• _Aufgaben_:
A. Prüfe anhand des Artikels über BioNTechs Quartalszahlen, ob die Aussagen (i) bis (iii) zutreffen: (i) Im ersten Quartal 2026 erzielte BioNTech einen Umsatz von 118,1 Millionen Euro. (ii) Das neue Aktienrückkaufprogramm läuft bis 2030. (iii) Im Vorjahr lag der Umsatz bei 182,8 Millionen Euro. Antworte jeweils mit Ja oder Nein und zitiere die entscheidende Stelle wörtlich.
B. Führe den Artikel über BioNTechs Quartalszahlen im Anschluss an seinen letzten Satz fort.

── Textblock ──

BioNTech Aktie: €677,5 Millionen Betriebsverlust in Q1
BioNTech verzeichnet operativen Verlust durch hohe F&E-Kosten und stoppt US-Corona-Studie. Der Fokus liegt auf der Krebsforschung.

Kurz zusammengefasst
- Umsatzrückgang auf 118 Millionen Euro
- Operativer Verlust von 677,5 Millionen Euro
- US-Impfstoffstudie gemeinsam mit Pfizer gestoppt
- Neues Aktienrückkaufprogramm bis 2027
Sinkende Umsätze und ein abgebrochener Impfstoff-Test belasten die BioNTech-Aktie. Der Mainzer Konzern investiert massiv in seine Krebsforschung. Das drückt das Quartalsergebnis tief in die roten Zahlen.
Im ersten Quartal 2026 erwirtschaftete BioNTech einen Umsatz von 118,1 Millionen Euro. Im Vorjahr waren es noch 182,8 Millionen Euro. Der operative Verlust weitete sich auf 677,5 Millionen Euro aus.
Das Management nimmt diese Einbußen bewusst in Kauf. Hohe Ausgaben für Forschung und Entwicklung prägen die Bilanz. BioNTech will bis zum Jahr 2030 ein breites Onkologie-Portfolio aufbauen.

───
── Quelldaten ──

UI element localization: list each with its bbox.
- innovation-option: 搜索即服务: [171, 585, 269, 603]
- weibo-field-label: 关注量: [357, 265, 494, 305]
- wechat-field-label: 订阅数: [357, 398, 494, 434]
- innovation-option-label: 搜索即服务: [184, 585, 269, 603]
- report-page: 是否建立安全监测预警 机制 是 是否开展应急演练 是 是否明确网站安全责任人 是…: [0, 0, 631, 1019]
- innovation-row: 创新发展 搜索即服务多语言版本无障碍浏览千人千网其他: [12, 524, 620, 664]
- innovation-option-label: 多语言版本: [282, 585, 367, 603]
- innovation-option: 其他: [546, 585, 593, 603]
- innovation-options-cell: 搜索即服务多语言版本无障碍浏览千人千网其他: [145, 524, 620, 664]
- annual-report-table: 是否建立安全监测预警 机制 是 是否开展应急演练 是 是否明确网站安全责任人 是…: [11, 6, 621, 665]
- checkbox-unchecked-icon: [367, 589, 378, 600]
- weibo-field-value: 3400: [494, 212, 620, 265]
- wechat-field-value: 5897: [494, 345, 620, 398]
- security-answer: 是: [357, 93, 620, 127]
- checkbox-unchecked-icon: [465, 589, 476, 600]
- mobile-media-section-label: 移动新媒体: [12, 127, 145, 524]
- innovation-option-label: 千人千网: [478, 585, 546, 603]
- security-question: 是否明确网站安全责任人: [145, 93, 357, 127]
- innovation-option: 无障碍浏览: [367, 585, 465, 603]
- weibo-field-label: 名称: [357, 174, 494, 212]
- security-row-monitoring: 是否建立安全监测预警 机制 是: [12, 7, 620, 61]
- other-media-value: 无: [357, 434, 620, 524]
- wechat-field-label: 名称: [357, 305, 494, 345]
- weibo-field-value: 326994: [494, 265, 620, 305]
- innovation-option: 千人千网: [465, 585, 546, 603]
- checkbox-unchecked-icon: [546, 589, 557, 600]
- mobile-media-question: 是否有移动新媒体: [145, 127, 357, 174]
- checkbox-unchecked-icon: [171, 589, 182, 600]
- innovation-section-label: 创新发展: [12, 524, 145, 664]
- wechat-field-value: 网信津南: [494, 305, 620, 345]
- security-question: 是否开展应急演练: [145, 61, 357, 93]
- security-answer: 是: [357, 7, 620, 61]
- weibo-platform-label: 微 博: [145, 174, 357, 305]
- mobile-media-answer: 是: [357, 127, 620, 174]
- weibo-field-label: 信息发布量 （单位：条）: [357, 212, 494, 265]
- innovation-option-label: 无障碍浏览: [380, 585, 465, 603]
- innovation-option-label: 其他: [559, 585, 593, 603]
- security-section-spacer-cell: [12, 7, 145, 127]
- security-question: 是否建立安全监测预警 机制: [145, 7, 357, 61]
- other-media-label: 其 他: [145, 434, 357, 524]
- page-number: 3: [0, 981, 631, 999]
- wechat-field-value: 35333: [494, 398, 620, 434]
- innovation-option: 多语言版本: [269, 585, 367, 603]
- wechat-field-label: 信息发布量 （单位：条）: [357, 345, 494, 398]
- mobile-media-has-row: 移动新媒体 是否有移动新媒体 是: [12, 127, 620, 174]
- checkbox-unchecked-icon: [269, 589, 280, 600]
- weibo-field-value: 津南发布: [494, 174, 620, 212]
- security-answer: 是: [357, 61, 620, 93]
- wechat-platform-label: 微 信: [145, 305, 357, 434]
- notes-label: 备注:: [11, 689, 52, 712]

───

• _Lösungen_:
A.
(i) Ja: „Im ersten Quartal 2026 erwirtschaftete BioNTech einen Umsatz von 118,1 Millionen Euro.“
(ii) Nein: „Neues Aktienrückkaufprogramm bis 2027“
(iii) Ja: „Im Vorjahr waren es noch 182,8 Millionen Euro.“

B.
Rückschlag bei Corona-Studie
Ein Problem bei den Corona-Impfstoffen trübt die Stimmung. Gemeinsam mit Pfizer stoppte das Unternehmen eine große US-Studie für Erwachsene. Strenge Vorgaben schlossen Vorerkrankungen wie Bluthochdruck aus. Die Folge: Die Unternehmen fanden nicht genug gesunde Probanden.
An der Börse hinterlässt diese Entwicklung Spuren. Auf Wochensicht verlor die Aktie knapp zehn Prozent. Am Freitag schloss das Papier bei 79,45 Euro. Damit notiert der Kurs deutlich unter der 200-Tage-Linie von 87,36 Euro.
Aktienrückkauf und Analystenstimmen
Um die Kapitaleffizienz zu steigern, legte der Vorstand ein neues Aktienrückkaufprogramm auf. Bis Mai 2027 erwirbt BioNTech eigene Papiere im Wert von bis zu einer Milliarde US-Dollar.
Analysten passen ihre Erwartungen derweil an. Canaccord Genuity senkte das Kursziel auf 158 US-Dollar. Andere Experten sehen den fairen Wert etwas tiefer, loben aber die starke Liquidität des Unternehmens.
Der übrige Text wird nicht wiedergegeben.